__WHAT TO DO__. Reproduce the listing word for word, leaving every picture behind.

>> begin EXERCISE INPUTS

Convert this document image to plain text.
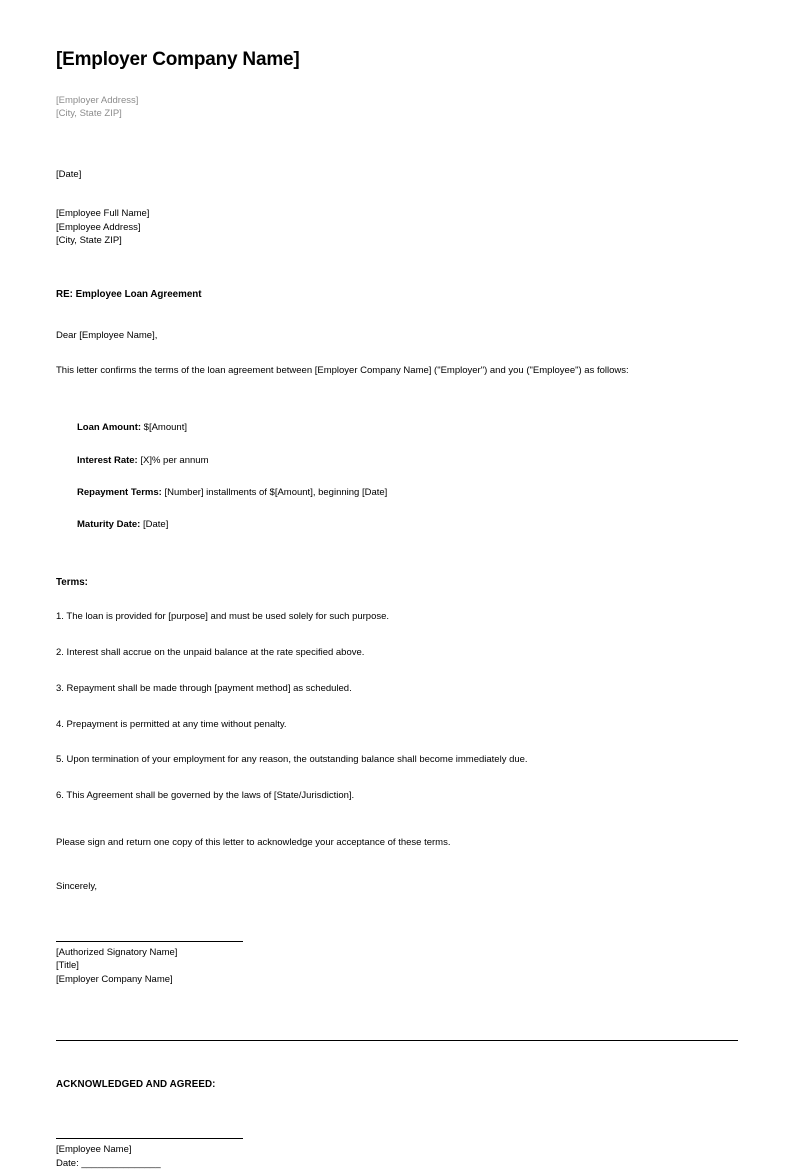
[Employer Company Name]
[Employer Address]
[City, State ZIP]
[Date]
[Employee Full Name]
[Employee Address]
[City, State ZIP]
RE: Employee Loan Agreement
Dear [Employee Name],

This letter confirms the terms of the loan agreement between [Employer Company Name] ("Employer") and you ("Employee") as follows:

Loan Amount: $[Amount]
Interest Rate: [X]% per annum
Repayment Terms: [Number] installments of $[Amount], beginning [Date]
Maturity Date: [Date]
Terms:
1. The loan is provided for [purpose] and must be used solely for such purpose.
2. Interest shall accrue on the unpaid balance at the rate specified above.
3. Repayment shall be made through [payment method] as scheduled.
4. Prepayment is permitted at any time without penalty.
5. Upon termination of your employment for any reason, the outstanding balance shall become immediately due.
6. This Agreement shall be governed by the laws of [State/Jurisdiction].

Please sign and return one copy of this letter to acknowledge your acceptance of these terms.

Sincerely,
[Authorized Signatory Name]
[Title]
[Employer Company Name]
ACKNOWLEDGED AND AGREED:
[Employee Name]
Date: _______________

>> end EXERCISE INPUTS

__ANSWER TO THIS PROBLEM__.
Convert this document image to plain text.
[Employer Company Name]
[Employer Address]
[City, State ZIP]
[Date]
[Employee Full Name]
[Employee Address]
[City, State ZIP]
RE: Employee Loan Agreement
Dear [Employee Name],

This letter confirms the terms of the loan agreement between [Employer Company Name] ("Employer") and you ("Employee") as follows:

Loan Amount: $[Amount]
Interest Rate: [X]% per annum
Repayment Terms: [Number] installments of $[Amount], beginning [Date]
Maturity Date: [Date]
Terms:
1. The loan is provided for [purpose] and must be used solely for such purpose.
2. Interest shall accrue on the unpaid balance at the rate specified above.
3. Repayment shall be made through [payment method] as scheduled.
4. Prepayment is permitted at any time without penalty.
5. Upon termination of your employment for any reason, the outstanding balance shall become immediately due.
6. This Agreement shall be governed by the laws of [State/Jurisdiction].

Please sign and return one copy of this letter to acknowledge your acceptance of these terms.

Sincerely,
[Authorized Signatory Name]
[Title]
[Employer Company Name]
ACKNOWLEDGED AND AGREED:
[Employee Name]
Date: _______________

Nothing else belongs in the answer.